▶ _What is asked_
With the images removed, repeat the data below exactly.
========
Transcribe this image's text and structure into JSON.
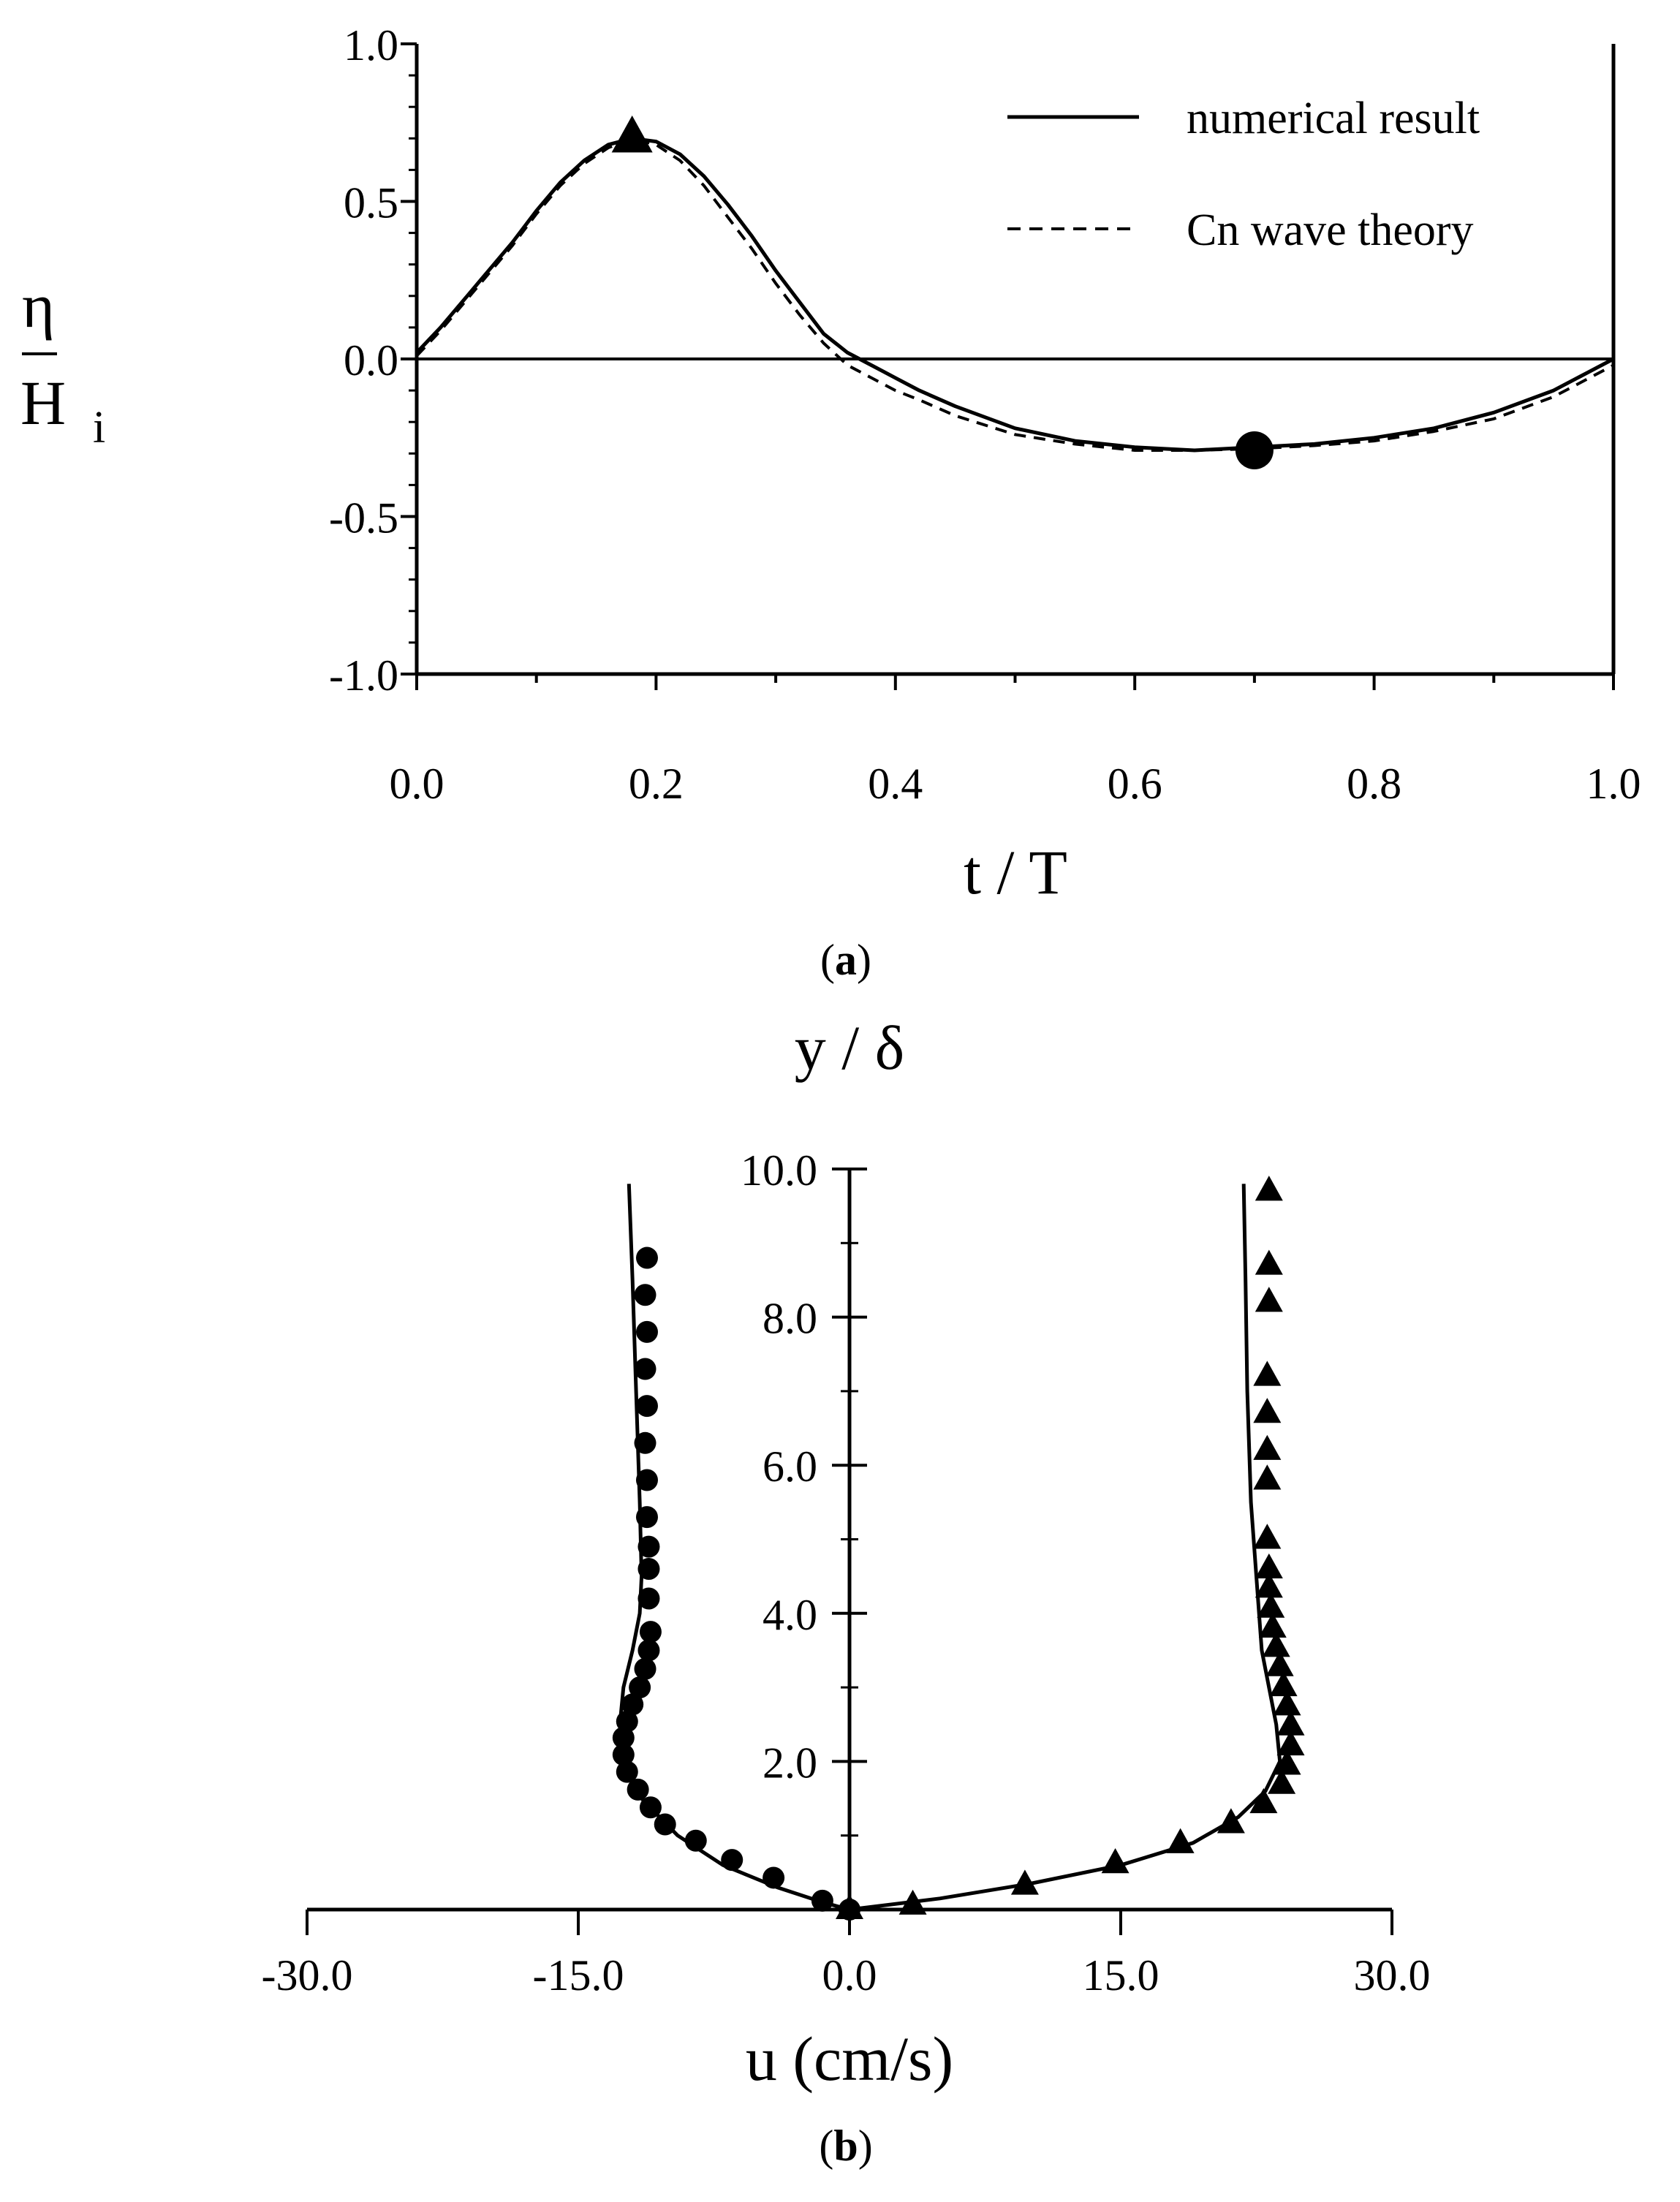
{
  "chart_data": [
    {
      "panel_label": {
        "open": "(",
        "letter": "a",
        "close": ")"
      },
      "type": "line",
      "xlabel": "t / T",
      "ylabel": {
        "numerator": "η",
        "denominator": "H",
        "subscript": "i"
      },
      "xlim": [
        0.0,
        1.0
      ],
      "ylim": [
        -1.0,
        1.0
      ],
      "xticks": [
        0.0,
        0.2,
        0.4,
        0.6,
        0.8,
        1.0
      ],
      "xtick_labels": [
        "0.0",
        "0.2",
        "0.4",
        "0.6",
        "0.8",
        "1.0"
      ],
      "yticks": [
        1.0,
        0.5,
        0.0,
        -0.5,
        -1.0
      ],
      "ytick_labels": [
        "1.0",
        "0.5",
        "0.0",
        "-0.5",
        "-1.0"
      ],
      "legend_position": "top-right",
      "grid": false,
      "zero_line": true,
      "series": [
        {
          "name": "numerical result",
          "style": "solid",
          "x": [
            0.0,
            0.02,
            0.04,
            0.06,
            0.08,
            0.1,
            0.12,
            0.14,
            0.16,
            0.18,
            0.2,
            0.22,
            0.24,
            0.26,
            0.28,
            0.3,
            0.32,
            0.34,
            0.36,
            0.38,
            0.4,
            0.42,
            0.45,
            0.5,
            0.55,
            0.6,
            0.65,
            0.7,
            0.75,
            0.8,
            0.85,
            0.9,
            0.95,
            1.0
          ],
          "y": [
            0.02,
            0.1,
            0.19,
            0.28,
            0.37,
            0.47,
            0.56,
            0.63,
            0.68,
            0.7,
            0.69,
            0.65,
            0.58,
            0.49,
            0.39,
            0.28,
            0.18,
            0.08,
            0.02,
            -0.02,
            -0.06,
            -0.1,
            -0.15,
            -0.22,
            -0.26,
            -0.28,
            -0.29,
            -0.28,
            -0.27,
            -0.25,
            -0.22,
            -0.17,
            -0.1,
            0.0
          ]
        },
        {
          "name": "Cn wave theory",
          "style": "dashed",
          "x": [
            0.0,
            0.02,
            0.04,
            0.06,
            0.08,
            0.1,
            0.12,
            0.14,
            0.16,
            0.18,
            0.2,
            0.22,
            0.24,
            0.26,
            0.28,
            0.3,
            0.32,
            0.34,
            0.36,
            0.38,
            0.4,
            0.42,
            0.45,
            0.5,
            0.55,
            0.6,
            0.65,
            0.7,
            0.75,
            0.8,
            0.85,
            0.9,
            0.95,
            1.0
          ],
          "y": [
            0.01,
            0.09,
            0.18,
            0.27,
            0.36,
            0.46,
            0.55,
            0.62,
            0.67,
            0.7,
            0.68,
            0.63,
            0.55,
            0.45,
            0.35,
            0.24,
            0.14,
            0.05,
            -0.02,
            -0.06,
            -0.1,
            -0.13,
            -0.18,
            -0.24,
            -0.27,
            -0.29,
            -0.29,
            -0.285,
            -0.275,
            -0.26,
            -0.23,
            -0.19,
            -0.12,
            -0.02
          ]
        }
      ],
      "markers": [
        {
          "shape": "triangle",
          "x": 0.18,
          "y": 0.7
        },
        {
          "shape": "circle",
          "x": 0.7,
          "y": -0.29
        }
      ]
    },
    {
      "panel_label": {
        "open": "(",
        "letter": "b",
        "close": ")"
      },
      "type": "scatter",
      "xlabel": "u (cm/s)",
      "ylabel": "y / δ",
      "xlim": [
        -30.0,
        30.0
      ],
      "ylim": [
        0.0,
        10.0
      ],
      "xticks": [
        -30.0,
        -15.0,
        0.0,
        15.0,
        30.0
      ],
      "xtick_labels": [
        "-30.0",
        "-15.0",
        "0.0",
        "15.0",
        "30.0"
      ],
      "yticks": [
        2.0,
        4.0,
        6.0,
        8.0,
        10.0
      ],
      "ytick_labels": [
        "2.0",
        "4.0",
        "6.0",
        "8.0",
        "10.0"
      ],
      "grid": false,
      "series": [
        {
          "style": "solid-line",
          "u": [
            0.0,
            -1.5,
            -4,
            -7,
            -9.5,
            -11.5,
            -12.5,
            -12.7,
            -12.5,
            -12.0,
            -11.6,
            -11.5,
            -11.6,
            -11.8,
            -12.0,
            -12.2
          ],
          "y": [
            0.0,
            0.1,
            0.3,
            0.6,
            1.0,
            1.5,
            2.0,
            2.5,
            3.0,
            3.5,
            4.0,
            4.5,
            5.5,
            7.0,
            8.5,
            9.8
          ]
        },
        {
          "style": "solid-line",
          "u": [
            0.0,
            5,
            10,
            15,
            19,
            21.5,
            23.0,
            23.8,
            23.6,
            23.2,
            22.8,
            22.5,
            22.2,
            22.0,
            21.9,
            21.8
          ],
          "y": [
            0.0,
            0.15,
            0.35,
            0.6,
            0.9,
            1.25,
            1.6,
            2.0,
            2.5,
            3.0,
            3.5,
            4.5,
            5.5,
            7.0,
            8.5,
            9.8
          ]
        },
        {
          "style": "circle-markers",
          "u": [
            0.0,
            -1.5,
            -4.2,
            -6.5,
            -8.5,
            -10.2,
            -11.0,
            -11.7,
            -12.3,
            -12.5,
            -12.5,
            -12.3,
            -12.0,
            -11.6,
            -11.3,
            -11.1,
            -11.0,
            -11.1,
            -11.1,
            -11.1,
            -11.2,
            -11.2,
            -11.3,
            -11.2,
            -11.3,
            -11.2,
            -11.3,
            -11.2
          ],
          "y": [
            0.0,
            0.12,
            0.43,
            0.67,
            0.93,
            1.15,
            1.38,
            1.62,
            1.86,
            2.09,
            2.32,
            2.54,
            2.77,
            3.0,
            3.25,
            3.5,
            3.75,
            4.2,
            4.6,
            4.9,
            5.3,
            5.8,
            6.3,
            6.8,
            7.3,
            7.8,
            8.3,
            8.8
          ]
        },
        {
          "style": "triangle-markers",
          "u": [
            0.0,
            3.5,
            9.7,
            14.7,
            18.3,
            21.1,
            22.9,
            23.9,
            24.2,
            24.4,
            24.4,
            24.2,
            24.0,
            23.8,
            23.6,
            23.4,
            23.3,
            23.2,
            23.2,
            23.1,
            23.1,
            23.1,
            23.1,
            23.1,
            23.2,
            23.2,
            23.2
          ],
          "y": [
            0.0,
            0.06,
            0.33,
            0.62,
            0.89,
            1.16,
            1.43,
            1.69,
            1.95,
            2.21,
            2.48,
            2.75,
            3.01,
            3.28,
            3.54,
            3.8,
            4.07,
            4.34,
            4.6,
            5.0,
            5.8,
            6.2,
            6.7,
            7.2,
            8.2,
            8.7,
            9.7
          ]
        }
      ]
    }
  ]
}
========
▶ _Solved problem_
Transcribe this image's text and structure into JSON.
{
  "chart_data": [
    {
      "panel_label": {
        "open": "(",
        "letter": "a",
        "close": ")"
      },
      "type": "line",
      "xlabel": "t / T",
      "ylabel": {
        "numerator": "η",
        "denominator": "H",
        "subscript": "i"
      },
      "xlim": [
        0.0,
        1.0
      ],
      "ylim": [
        -1.0,
        1.0
      ],
      "xticks": [
        0.0,
        0.2,
        0.4,
        0.6,
        0.8,
        1.0
      ],
      "xtick_labels": [
        "0.0",
        "0.2",
        "0.4",
        "0.6",
        "0.8",
        "1.0"
      ],
      "yticks": [
        1.0,
        0.5,
        0.0,
        -0.5,
        -1.0
      ],
      "ytick_labels": [
        "1.0",
        "0.5",
        "0.0",
        "-0.5",
        "-1.0"
      ],
      "legend_position": "top-right",
      "grid": false,
      "zero_line": true,
      "series": [
        {
          "name": "numerical result",
          "style": "solid",
          "x": [
            0.0,
            0.02,
            0.04,
            0.06,
            0.08,
            0.1,
            0.12,
            0.14,
            0.16,
            0.18,
            0.2,
            0.22,
            0.24,
            0.26,
            0.28,
            0.3,
            0.32,
            0.34,
            0.36,
            0.38,
            0.4,
            0.42,
            0.45,
            0.5,
            0.55,
            0.6,
            0.65,
            0.7,
            0.75,
            0.8,
            0.85,
            0.9,
            0.95,
            1.0
          ],
          "y": [
            0.02,
            0.1,
            0.19,
            0.28,
            0.37,
            0.47,
            0.56,
            0.63,
            0.68,
            0.7,
            0.69,
            0.65,
            0.58,
            0.49,
            0.39,
            0.28,
            0.18,
            0.08,
            0.02,
            -0.02,
            -0.06,
            -0.1,
            -0.15,
            -0.22,
            -0.26,
            -0.28,
            -0.29,
            -0.28,
            -0.27,
            -0.25,
            -0.22,
            -0.17,
            -0.1,
            0.0
          ]
        },
        {
          "name": "Cn wave theory",
          "style": "dashed",
          "x": [
            0.0,
            0.02,
            0.04,
            0.06,
            0.08,
            0.1,
            0.12,
            0.14,
            0.16,
            0.18,
            0.2,
            0.22,
            0.24,
            0.26,
            0.28,
            0.3,
            0.32,
            0.34,
            0.36,
            0.38,
            0.4,
            0.42,
            0.45,
            0.5,
            0.55,
            0.6,
            0.65,
            0.7,
            0.75,
            0.8,
            0.85,
            0.9,
            0.95,
            1.0
          ],
          "y": [
            0.01,
            0.09,
            0.18,
            0.27,
            0.36,
            0.46,
            0.55,
            0.62,
            0.67,
            0.7,
            0.68,
            0.63,
            0.55,
            0.45,
            0.35,
            0.24,
            0.14,
            0.05,
            -0.02,
            -0.06,
            -0.1,
            -0.13,
            -0.18,
            -0.24,
            -0.27,
            -0.29,
            -0.29,
            -0.285,
            -0.275,
            -0.26,
            -0.23,
            -0.19,
            -0.12,
            -0.02
          ]
        }
      ],
      "markers": [
        {
          "shape": "triangle",
          "x": 0.18,
          "y": 0.7
        },
        {
          "shape": "circle",
          "x": 0.7,
          "y": -0.29
        }
      ]
    },
    {
      "panel_label": {
        "open": "(",
        "letter": "b",
        "close": ")"
      },
      "type": "scatter",
      "xlabel": "u (cm/s)",
      "ylabel": "y / δ",
      "xlim": [
        -30.0,
        30.0
      ],
      "ylim": [
        0.0,
        10.0
      ],
      "xticks": [
        -30.0,
        -15.0,
        0.0,
        15.0,
        30.0
      ],
      "xtick_labels": [
        "-30.0",
        "-15.0",
        "0.0",
        "15.0",
        "30.0"
      ],
      "yticks": [
        2.0,
        4.0,
        6.0,
        8.0,
        10.0
      ],
      "ytick_labels": [
        "2.0",
        "4.0",
        "6.0",
        "8.0",
        "10.0"
      ],
      "grid": false,
      "series": [
        {
          "style": "solid-line",
          "u": [
            0.0,
            -1.5,
            -4,
            -7,
            -9.5,
            -11.5,
            -12.5,
            -12.7,
            -12.5,
            -12.0,
            -11.6,
            -11.5,
            -11.6,
            -11.8,
            -12.0,
            -12.2
          ],
          "y": [
            0.0,
            0.1,
            0.3,
            0.6,
            1.0,
            1.5,
            2.0,
            2.5,
            3.0,
            3.5,
            4.0,
            4.5,
            5.5,
            7.0,
            8.5,
            9.8
          ]
        },
        {
          "style": "solid-line",
          "u": [
            0.0,
            5,
            10,
            15,
            19,
            21.5,
            23.0,
            23.8,
            23.6,
            23.2,
            22.8,
            22.5,
            22.2,
            22.0,
            21.9,
            21.8
          ],
          "y": [
            0.0,
            0.15,
            0.35,
            0.6,
            0.9,
            1.25,
            1.6,
            2.0,
            2.5,
            3.0,
            3.5,
            4.5,
            5.5,
            7.0,
            8.5,
            9.8
          ]
        },
        {
          "style": "circle-markers",
          "u": [
            0.0,
            -1.5,
            -4.2,
            -6.5,
            -8.5,
            -10.2,
            -11.0,
            -11.7,
            -12.3,
            -12.5,
            -12.5,
            -12.3,
            -12.0,
            -11.6,
            -11.3,
            -11.1,
            -11.0,
            -11.1,
            -11.1,
            -11.1,
            -11.2,
            -11.2,
            -11.3,
            -11.2,
            -11.3,
            -11.2,
            -11.3,
            -11.2
          ],
          "y": [
            0.0,
            0.12,
            0.43,
            0.67,
            0.93,
            1.15,
            1.38,
            1.62,
            1.86,
            2.09,
            2.32,
            2.54,
            2.77,
            3.0,
            3.25,
            3.5,
            3.75,
            4.2,
            4.6,
            4.9,
            5.3,
            5.8,
            6.3,
            6.8,
            7.3,
            7.8,
            8.3,
            8.8
          ]
        },
        {
          "style": "triangle-markers",
          "u": [
            0.0,
            3.5,
            9.7,
            14.7,
            18.3,
            21.1,
            22.9,
            23.9,
            24.2,
            24.4,
            24.4,
            24.2,
            24.0,
            23.8,
            23.6,
            23.4,
            23.3,
            23.2,
            23.2,
            23.1,
            23.1,
            23.1,
            23.1,
            23.1,
            23.2,
            23.2,
            23.2
          ],
          "y": [
            0.0,
            0.06,
            0.33,
            0.62,
            0.89,
            1.16,
            1.43,
            1.69,
            1.95,
            2.21,
            2.48,
            2.75,
            3.01,
            3.28,
            3.54,
            3.8,
            4.07,
            4.34,
            4.6,
            5.0,
            5.8,
            6.2,
            6.7,
            7.2,
            8.2,
            8.7,
            9.7
          ]
        }
      ]
    }
  ]
}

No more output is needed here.